→ EXTRACT:
Hypothesis: If we add higher concentrations of sugar to the dialysis tubing, then the net movement of coffee into the dialysis tubing will increase.
Materials scale or balance
24" dialysis tubing
4 transfer pipets sugar scissors rubber bands four coffee cups - they need to be roughly the same size
250ml graduated cylinder ruler small sauce pan
3 clean containers (600mls (about 20 ozs) or larger)
Procedure:
1. Cut four 6-inch pieces of dialysis tubing and soak in a coffee cup filled with tap water for 2 hours prior to your start time. While waiting, prepare the sugar solutions using the following protocol: you will need a saucepan, tap water and sugar near the stove for this portion of your experiment. Prepare the following three solutions:
A) Add 5 grams of sugar to your 250ml graduated cylinder and then add water up to the 250ml mark. You will place a small piece of plastic wrap over the top of the graduated cylinder (or parafilm if you have that), and mix the sugar with the water. Then pour the contents into a small saucepan over the stove. You will fill the graduated cylinder up to the 250ml mark again and then pour the tap water into the saucepan as well. You will now heat the mixture on the stove and stir until the sugar has dissolved. Once this has happened, you will remove the solution from the saucepan, pour the solution into a container and label that container 1% sugar solution.

→ DATA SHOWN:
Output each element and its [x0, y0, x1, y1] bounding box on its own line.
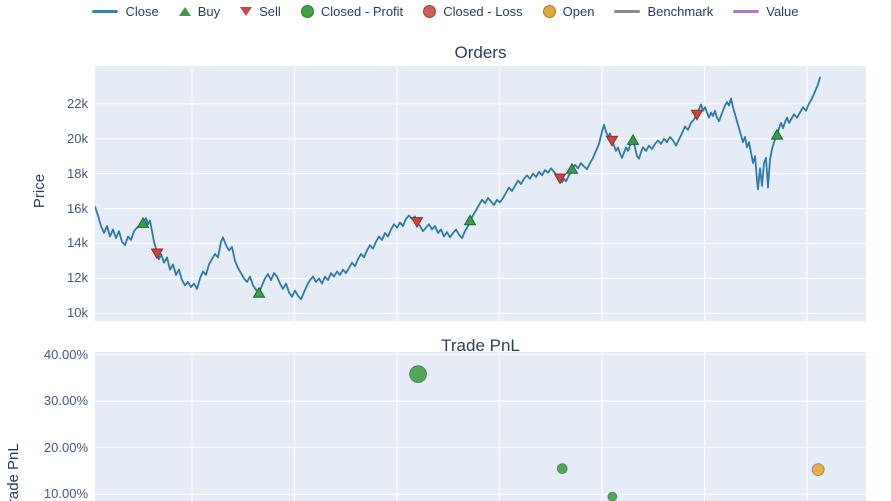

→ SET TASKS:
(a) According to the dialysis tubing experiment, how long should the pieces of tubing soak in tap water before the start time?
(b) Quote the dialysis tubing experiment starting with "Hypothesis: If we" and going on through "ozs) or larger)".

→ SOLVED TASKS:
(a) For 2 hours.

(b)
Hypothesis: If we add higher concentrations of sugar to the dialysis tubing, then the net movement of coffee into the dialysis tubing will increase.
Materials scale or balance
24" dialysis tubing
4 transfer pipets sugar scissors rubber bands four coffee cups - they need to be roughly the same size
250ml graduated cylinder ruler small sauce pan
3 clean containers (600mls (about 20 ozs) or larger)